● **Requirements**:
Write out every record in full, exactly as written, please.
+ + + +
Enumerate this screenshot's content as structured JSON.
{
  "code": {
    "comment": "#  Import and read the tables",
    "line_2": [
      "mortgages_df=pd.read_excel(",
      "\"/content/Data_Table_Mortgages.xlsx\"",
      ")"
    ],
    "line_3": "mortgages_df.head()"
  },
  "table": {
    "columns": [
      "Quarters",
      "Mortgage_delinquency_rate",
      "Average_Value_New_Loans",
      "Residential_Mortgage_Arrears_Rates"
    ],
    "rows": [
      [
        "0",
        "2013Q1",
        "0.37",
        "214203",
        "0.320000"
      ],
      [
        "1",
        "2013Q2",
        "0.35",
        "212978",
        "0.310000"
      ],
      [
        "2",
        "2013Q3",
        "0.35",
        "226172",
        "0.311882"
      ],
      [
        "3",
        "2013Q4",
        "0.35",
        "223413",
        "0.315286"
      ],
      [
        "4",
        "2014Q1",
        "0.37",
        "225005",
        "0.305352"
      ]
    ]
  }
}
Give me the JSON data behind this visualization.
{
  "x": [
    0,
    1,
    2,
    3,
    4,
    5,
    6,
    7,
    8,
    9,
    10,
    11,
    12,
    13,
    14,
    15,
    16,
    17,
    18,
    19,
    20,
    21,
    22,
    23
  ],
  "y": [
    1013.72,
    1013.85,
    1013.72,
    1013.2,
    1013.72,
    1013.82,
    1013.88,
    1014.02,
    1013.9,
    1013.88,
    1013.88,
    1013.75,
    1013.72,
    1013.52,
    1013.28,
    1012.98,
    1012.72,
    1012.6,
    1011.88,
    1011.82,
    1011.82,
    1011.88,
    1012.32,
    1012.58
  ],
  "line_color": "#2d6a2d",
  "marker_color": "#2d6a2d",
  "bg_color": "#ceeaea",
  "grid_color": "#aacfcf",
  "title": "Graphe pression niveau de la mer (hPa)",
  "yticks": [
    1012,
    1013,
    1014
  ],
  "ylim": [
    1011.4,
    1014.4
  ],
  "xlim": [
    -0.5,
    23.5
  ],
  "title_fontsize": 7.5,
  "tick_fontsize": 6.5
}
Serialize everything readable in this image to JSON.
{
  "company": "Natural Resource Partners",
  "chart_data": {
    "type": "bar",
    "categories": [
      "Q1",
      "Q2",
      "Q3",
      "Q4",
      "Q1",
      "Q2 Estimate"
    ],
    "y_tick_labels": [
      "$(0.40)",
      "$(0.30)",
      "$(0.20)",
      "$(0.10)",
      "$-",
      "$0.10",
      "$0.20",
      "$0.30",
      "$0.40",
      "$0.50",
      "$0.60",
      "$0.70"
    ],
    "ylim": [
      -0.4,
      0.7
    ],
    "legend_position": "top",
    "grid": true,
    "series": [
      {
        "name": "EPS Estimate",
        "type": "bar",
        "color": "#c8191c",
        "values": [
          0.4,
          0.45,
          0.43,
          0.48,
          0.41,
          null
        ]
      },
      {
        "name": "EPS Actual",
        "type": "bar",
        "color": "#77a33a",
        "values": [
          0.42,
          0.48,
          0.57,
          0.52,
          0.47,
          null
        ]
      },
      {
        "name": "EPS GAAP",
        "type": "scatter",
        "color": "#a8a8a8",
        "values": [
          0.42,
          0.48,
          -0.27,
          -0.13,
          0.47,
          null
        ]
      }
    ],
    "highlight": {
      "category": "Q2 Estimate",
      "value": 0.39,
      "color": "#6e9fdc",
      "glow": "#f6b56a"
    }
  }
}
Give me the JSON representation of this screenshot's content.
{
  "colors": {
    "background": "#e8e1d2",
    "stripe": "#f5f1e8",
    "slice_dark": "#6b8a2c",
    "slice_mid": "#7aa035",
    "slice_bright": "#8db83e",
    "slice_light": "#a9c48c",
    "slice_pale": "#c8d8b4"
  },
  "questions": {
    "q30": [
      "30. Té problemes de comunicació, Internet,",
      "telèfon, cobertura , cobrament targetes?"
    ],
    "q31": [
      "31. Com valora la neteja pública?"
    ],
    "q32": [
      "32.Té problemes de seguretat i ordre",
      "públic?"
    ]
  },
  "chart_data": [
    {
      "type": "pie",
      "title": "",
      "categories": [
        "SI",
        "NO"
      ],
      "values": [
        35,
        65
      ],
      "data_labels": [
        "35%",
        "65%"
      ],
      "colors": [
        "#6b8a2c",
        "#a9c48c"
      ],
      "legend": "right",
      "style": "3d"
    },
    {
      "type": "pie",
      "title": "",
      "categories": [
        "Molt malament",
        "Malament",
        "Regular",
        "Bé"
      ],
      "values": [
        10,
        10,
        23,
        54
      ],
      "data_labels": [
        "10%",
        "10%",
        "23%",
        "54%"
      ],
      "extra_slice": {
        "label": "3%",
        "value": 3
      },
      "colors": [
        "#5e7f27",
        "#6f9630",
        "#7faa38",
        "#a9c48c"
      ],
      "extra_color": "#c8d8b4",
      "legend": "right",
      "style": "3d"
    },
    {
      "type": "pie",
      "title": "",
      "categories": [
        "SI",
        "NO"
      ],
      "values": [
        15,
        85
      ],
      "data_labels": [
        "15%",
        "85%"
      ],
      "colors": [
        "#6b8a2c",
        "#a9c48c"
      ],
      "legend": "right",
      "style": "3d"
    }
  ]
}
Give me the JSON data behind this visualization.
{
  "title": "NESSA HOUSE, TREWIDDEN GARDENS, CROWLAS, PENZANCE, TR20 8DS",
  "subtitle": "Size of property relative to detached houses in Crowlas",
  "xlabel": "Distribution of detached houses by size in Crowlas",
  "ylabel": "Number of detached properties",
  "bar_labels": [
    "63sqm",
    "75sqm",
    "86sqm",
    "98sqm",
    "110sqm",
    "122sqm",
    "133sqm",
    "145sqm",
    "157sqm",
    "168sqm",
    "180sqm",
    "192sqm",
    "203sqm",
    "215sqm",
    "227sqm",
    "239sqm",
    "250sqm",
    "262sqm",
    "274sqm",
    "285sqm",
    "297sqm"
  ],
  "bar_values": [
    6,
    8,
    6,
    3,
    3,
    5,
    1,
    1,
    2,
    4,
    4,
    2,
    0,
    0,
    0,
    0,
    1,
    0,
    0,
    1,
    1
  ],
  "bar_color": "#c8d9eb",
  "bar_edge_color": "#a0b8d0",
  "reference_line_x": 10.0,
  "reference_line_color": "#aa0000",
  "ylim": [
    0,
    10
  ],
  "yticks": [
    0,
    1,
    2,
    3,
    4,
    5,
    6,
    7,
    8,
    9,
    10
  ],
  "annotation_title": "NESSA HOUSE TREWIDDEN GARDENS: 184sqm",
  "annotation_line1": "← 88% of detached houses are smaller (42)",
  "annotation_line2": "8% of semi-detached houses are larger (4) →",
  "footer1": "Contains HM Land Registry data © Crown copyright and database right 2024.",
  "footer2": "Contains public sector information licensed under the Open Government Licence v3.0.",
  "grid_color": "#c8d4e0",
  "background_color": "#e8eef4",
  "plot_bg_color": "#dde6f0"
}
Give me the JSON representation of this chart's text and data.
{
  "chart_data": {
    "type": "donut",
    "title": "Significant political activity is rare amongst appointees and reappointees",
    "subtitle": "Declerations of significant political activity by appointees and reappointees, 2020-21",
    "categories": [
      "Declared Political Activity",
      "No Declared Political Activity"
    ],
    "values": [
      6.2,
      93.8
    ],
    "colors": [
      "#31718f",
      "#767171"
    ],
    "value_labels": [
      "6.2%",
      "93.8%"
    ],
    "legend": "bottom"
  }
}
+ + + +
● **Written response**:
Enumerate this screenshot's content as structured JSON.
{
  "code": {
    "comment": "#  Import and read the tables",
    "line_2": [
      "mortgages_df=pd.read_excel(",
      "\"/content/Data_Table_Mortgages.xlsx\"",
      ")"
    ],
    "line_3": "mortgages_df.head()"
  },
  "table": {
    "columns": [
      "Quarters",
      "Mortgage_delinquency_rate",
      "Average_Value_New_Loans",
      "Residential_Mortgage_Arrears_Rates"
    ],
    "rows": [
      [
        "0",
        "2013Q1",
        "0.37",
        "214203",
        "0.320000"
      ],
      [
        "1",
        "2013Q2",
        "0.35",
        "212978",
        "0.310000"
      ],
      [
        "2",
        "2013Q3",
        "0.35",
        "226172",
        "0.311882"
      ],
      [
        "3",
        "2013Q4",
        "0.35",
        "223413",
        "0.315286"
      ],
      [
        "4",
        "2014Q1",
        "0.37",
        "225005",
        "0.305352"
      ]
    ]
  }
}
Give me the JSON data behind this visualization.
{
  "x": [
    0,
    1,
    2,
    3,
    4,
    5,
    6,
    7,
    8,
    9,
    10,
    11,
    12,
    13,
    14,
    15,
    16,
    17,
    18,
    19,
    20,
    21,
    22,
    23
  ],
  "y": [
    1013.72,
    1013.85,
    1013.72,
    1013.2,
    1013.72,
    1013.82,
    1013.88,
    1014.02,
    1013.9,
    1013.88,
    1013.88,
    1013.75,
    1013.72,
    1013.52,
    1013.28,
    1012.98,
    1012.72,
    1012.6,
    1011.88,
    1011.82,
    1011.82,
    1011.88,
    1012.32,
    1012.58
  ],
  "line_color": "#2d6a2d",
  "marker_color": "#2d6a2d",
  "bg_color": "#ceeaea",
  "grid_color": "#aacfcf",
  "title": "Graphe pression niveau de la mer (hPa)",
  "yticks": [
    1012,
    1013,
    1014
  ],
  "ylim": [
    1011.4,
    1014.4
  ],
  "xlim": [
    -0.5,
    23.5
  ],
  "title_fontsize": 7.5,
  "tick_fontsize": 6.5
}
Serialize everything readable in this image to JSON.
{
  "company": "Natural Resource Partners",
  "chart_data": {
    "type": "bar",
    "categories": [
      "Q1",
      "Q2",
      "Q3",
      "Q4",
      "Q1",
      "Q2 Estimate"
    ],
    "y_tick_labels": [
      "$(0.40)",
      "$(0.30)",
      "$(0.20)",
      "$(0.10)",
      "$-",
      "$0.10",
      "$0.20",
      "$0.30",
      "$0.40",
      "$0.50",
      "$0.60",
      "$0.70"
    ],
    "ylim": [
      -0.4,
      0.7
    ],
    "legend_position": "top",
    "grid": true,
    "series": [
      {
        "name": "EPS Estimate",
        "type": "bar",
        "color": "#c8191c",
        "values": [
          0.4,
          0.45,
          0.43,
          0.48,
          0.41,
          null
        ]
      },
      {
        "name": "EPS Actual",
        "type": "bar",
        "color": "#77a33a",
        "values": [
          0.42,
          0.48,
          0.57,
          0.52,
          0.47,
          null
        ]
      },
      {
        "name": "EPS GAAP",
        "type": "scatter",
        "color": "#a8a8a8",
        "values": [
          0.42,
          0.48,
          -0.27,
          -0.13,
          0.47,
          null
        ]
      }
    ],
    "highlight": {
      "category": "Q2 Estimate",
      "value": 0.39,
      "color": "#6e9fdc",
      "glow": "#f6b56a"
    }
  }
}
Give me the JSON representation of this screenshot's content.
{
  "colors": {
    "background": "#e8e1d2",
    "stripe": "#f5f1e8",
    "slice_dark": "#6b8a2c",
    "slice_mid": "#7aa035",
    "slice_bright": "#8db83e",
    "slice_light": "#a9c48c",
    "slice_pale": "#c8d8b4"
  },
  "questions": {
    "q30": [
      "30. Té problemes de comunicació, Internet,",
      "telèfon, cobertura , cobrament targetes?"
    ],
    "q31": [
      "31. Com valora la neteja pública?"
    ],
    "q32": [
      "32.Té problemes de seguretat i ordre",
      "públic?"
    ]
  },
  "chart_data": [
    {
      "type": "pie",
      "title": "",
      "categories": [
        "SI",
        "NO"
      ],
      "values": [
        35,
        65
      ],
      "data_labels": [
        "35%",
        "65%"
      ],
      "colors": [
        "#6b8a2c",
        "#a9c48c"
      ],
      "legend": "right",
      "style": "3d"
    },
    {
      "type": "pie",
      "title": "",
      "categories": [
        "Molt malament",
        "Malament",
        "Regular",
        "Bé"
      ],
      "values": [
        10,
        10,
        23,
        54
      ],
      "data_labels": [
        "10%",
        "10%",
        "23%",
        "54%"
      ],
      "extra_slice": {
        "label": "3%",
        "value": 3
      },
      "colors": [
        "#5e7f27",
        "#6f9630",
        "#7faa38",
        "#a9c48c"
      ],
      "extra_color": "#c8d8b4",
      "legend": "right",
      "style": "3d"
    },
    {
      "type": "pie",
      "title": "",
      "categories": [
        "SI",
        "NO"
      ],
      "values": [
        15,
        85
      ],
      "data_labels": [
        "15%",
        "85%"
      ],
      "colors": [
        "#6b8a2c",
        "#a9c48c"
      ],
      "legend": "right",
      "style": "3d"
    }
  ]
}
Give me the JSON data behind this visualization.
{
  "title": "NESSA HOUSE, TREWIDDEN GARDENS, CROWLAS, PENZANCE, TR20 8DS",
  "subtitle": "Size of property relative to detached houses in Crowlas",
  "xlabel": "Distribution of detached houses by size in Crowlas",
  "ylabel": "Number of detached properties",
  "bar_labels": [
    "63sqm",
    "75sqm",
    "86sqm",
    "98sqm",
    "110sqm",
    "122sqm",
    "133sqm",
    "145sqm",
    "157sqm",
    "168sqm",
    "180sqm",
    "192sqm",
    "203sqm",
    "215sqm",
    "227sqm",
    "239sqm",
    "250sqm",
    "262sqm",
    "274sqm",
    "285sqm",
    "297sqm"
  ],
  "bar_values": [
    6,
    8,
    6,
    3,
    3,
    5,
    1,
    1,
    2,
    4,
    4,
    2,
    0,
    0,
    0,
    0,
    1,
    0,
    0,
    1,
    1
  ],
  "bar_color": "#c8d9eb",
  "bar_edge_color": "#a0b8d0",
  "reference_line_x": 10.0,
  "reference_line_color": "#aa0000",
  "ylim": [
    0,
    10
  ],
  "yticks": [
    0,
    1,
    2,
    3,
    4,
    5,
    6,
    7,
    8,
    9,
    10
  ],
  "annotation_title": "NESSA HOUSE TREWIDDEN GARDENS: 184sqm",
  "annotation_line1": "← 88% of detached houses are smaller (42)",
  "annotation_line2": "8% of semi-detached houses are larger (4) →",
  "footer1": "Contains HM Land Registry data © Crown copyright and database right 2024.",
  "footer2": "Contains public sector information licensed under the Open Government Licence v3.0.",
  "grid_color": "#c8d4e0",
  "background_color": "#e8eef4",
  "plot_bg_color": "#dde6f0"
}
Give me the JSON representation of this chart's text and data.
{
  "chart_data": {
    "type": "donut",
    "title": "Significant political activity is rare amongst appointees and reappointees",
    "subtitle": "Declerations of significant political activity by appointees and reappointees, 2020-21",
    "categories": [
      "Declared Political Activity",
      "No Declared Political Activity"
    ],
    "values": [
      6.2,
      93.8
    ],
    "colors": [
      "#31718f",
      "#767171"
    ],
    "value_labels": [
      "6.2%",
      "93.8%"
    ],
    "legend": "bottom"
  }
}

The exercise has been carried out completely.